(Task objective)
Locate all lines with the word "Model". Copy them.

══ Data shown ══

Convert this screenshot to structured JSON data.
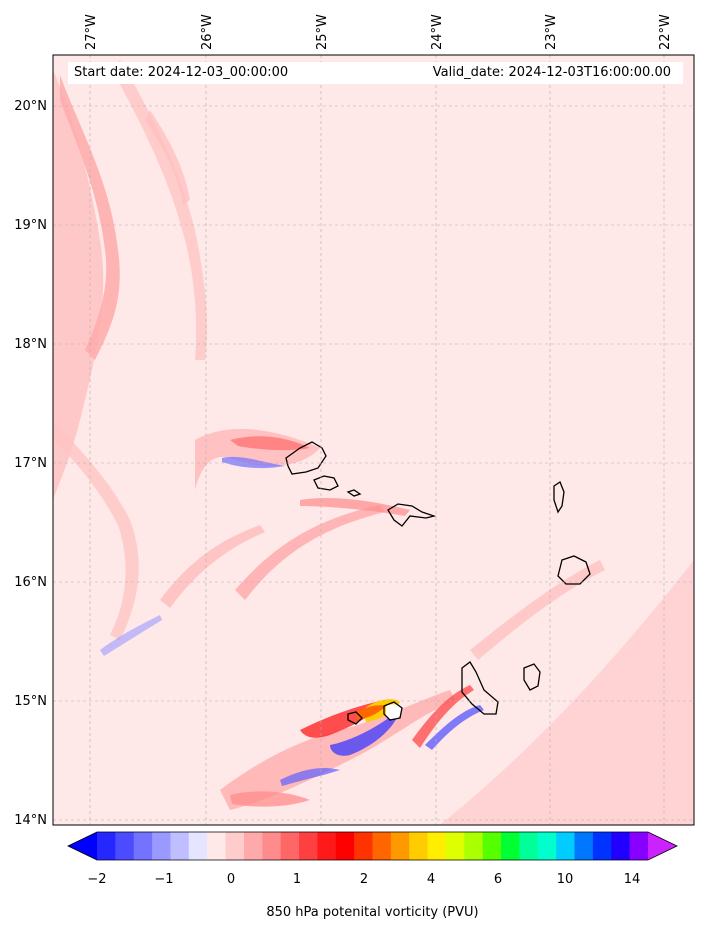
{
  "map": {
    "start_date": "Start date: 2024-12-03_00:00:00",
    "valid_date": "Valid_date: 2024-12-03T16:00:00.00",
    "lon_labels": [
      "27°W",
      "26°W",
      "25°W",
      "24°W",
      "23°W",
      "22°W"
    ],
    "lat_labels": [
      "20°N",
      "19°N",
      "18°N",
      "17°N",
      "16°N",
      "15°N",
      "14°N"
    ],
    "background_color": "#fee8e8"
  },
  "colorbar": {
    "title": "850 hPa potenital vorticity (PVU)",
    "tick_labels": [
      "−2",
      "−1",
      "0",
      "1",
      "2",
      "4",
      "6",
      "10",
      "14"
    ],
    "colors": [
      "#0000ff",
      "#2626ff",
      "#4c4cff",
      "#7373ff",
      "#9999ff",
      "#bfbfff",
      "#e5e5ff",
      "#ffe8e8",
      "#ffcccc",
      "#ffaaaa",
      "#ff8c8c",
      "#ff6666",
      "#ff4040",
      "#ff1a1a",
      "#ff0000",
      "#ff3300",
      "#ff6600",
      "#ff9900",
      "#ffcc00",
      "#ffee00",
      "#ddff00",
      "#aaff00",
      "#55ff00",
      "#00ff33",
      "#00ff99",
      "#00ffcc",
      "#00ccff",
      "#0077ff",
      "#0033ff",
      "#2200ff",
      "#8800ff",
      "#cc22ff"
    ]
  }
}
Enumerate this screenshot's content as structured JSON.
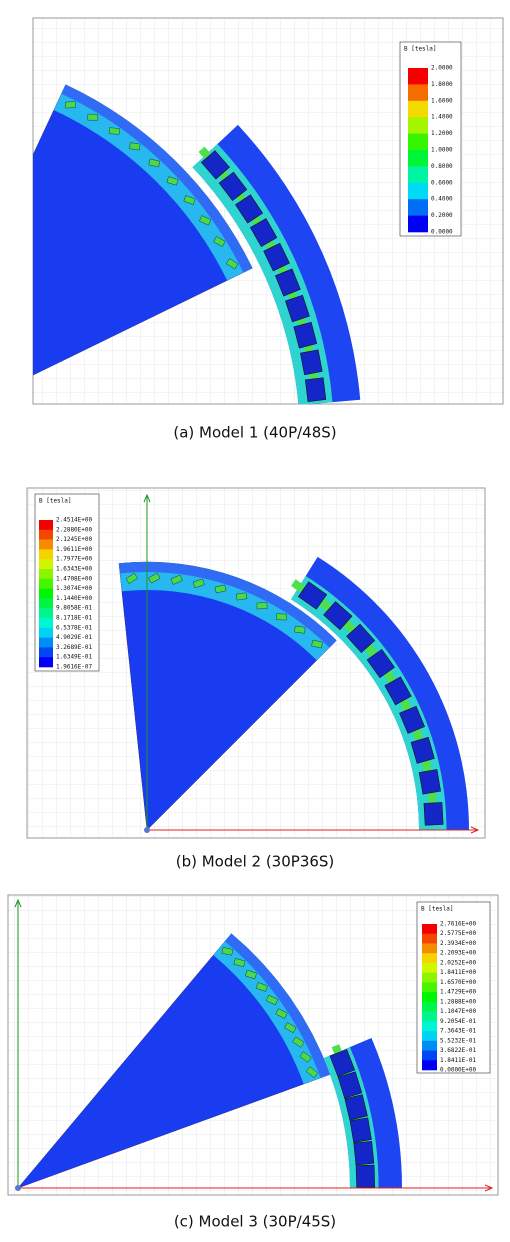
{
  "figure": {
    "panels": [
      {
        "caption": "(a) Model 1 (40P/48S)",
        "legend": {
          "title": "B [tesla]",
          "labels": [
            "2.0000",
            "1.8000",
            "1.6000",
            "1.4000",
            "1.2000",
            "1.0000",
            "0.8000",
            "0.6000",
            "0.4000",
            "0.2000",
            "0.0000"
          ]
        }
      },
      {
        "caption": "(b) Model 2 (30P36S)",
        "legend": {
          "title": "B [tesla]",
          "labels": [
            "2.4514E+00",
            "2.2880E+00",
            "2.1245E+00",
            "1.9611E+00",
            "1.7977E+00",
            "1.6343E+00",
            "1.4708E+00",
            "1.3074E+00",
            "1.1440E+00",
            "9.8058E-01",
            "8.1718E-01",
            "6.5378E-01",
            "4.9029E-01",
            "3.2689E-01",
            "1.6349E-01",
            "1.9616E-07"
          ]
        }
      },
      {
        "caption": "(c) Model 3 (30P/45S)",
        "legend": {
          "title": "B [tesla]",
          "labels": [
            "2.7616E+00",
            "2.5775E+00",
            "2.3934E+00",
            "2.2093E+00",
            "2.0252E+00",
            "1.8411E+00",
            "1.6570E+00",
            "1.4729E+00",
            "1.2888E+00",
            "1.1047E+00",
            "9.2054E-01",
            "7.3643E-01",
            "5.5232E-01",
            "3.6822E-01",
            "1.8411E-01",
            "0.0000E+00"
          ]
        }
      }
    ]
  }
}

═══

(Answer for the task)
        "caption": "(a) Model 1 (40P/48S)",
        "caption": "(b) Model 2 (30P36S)",
        "caption": "(c) Model 3 (30P/45S)",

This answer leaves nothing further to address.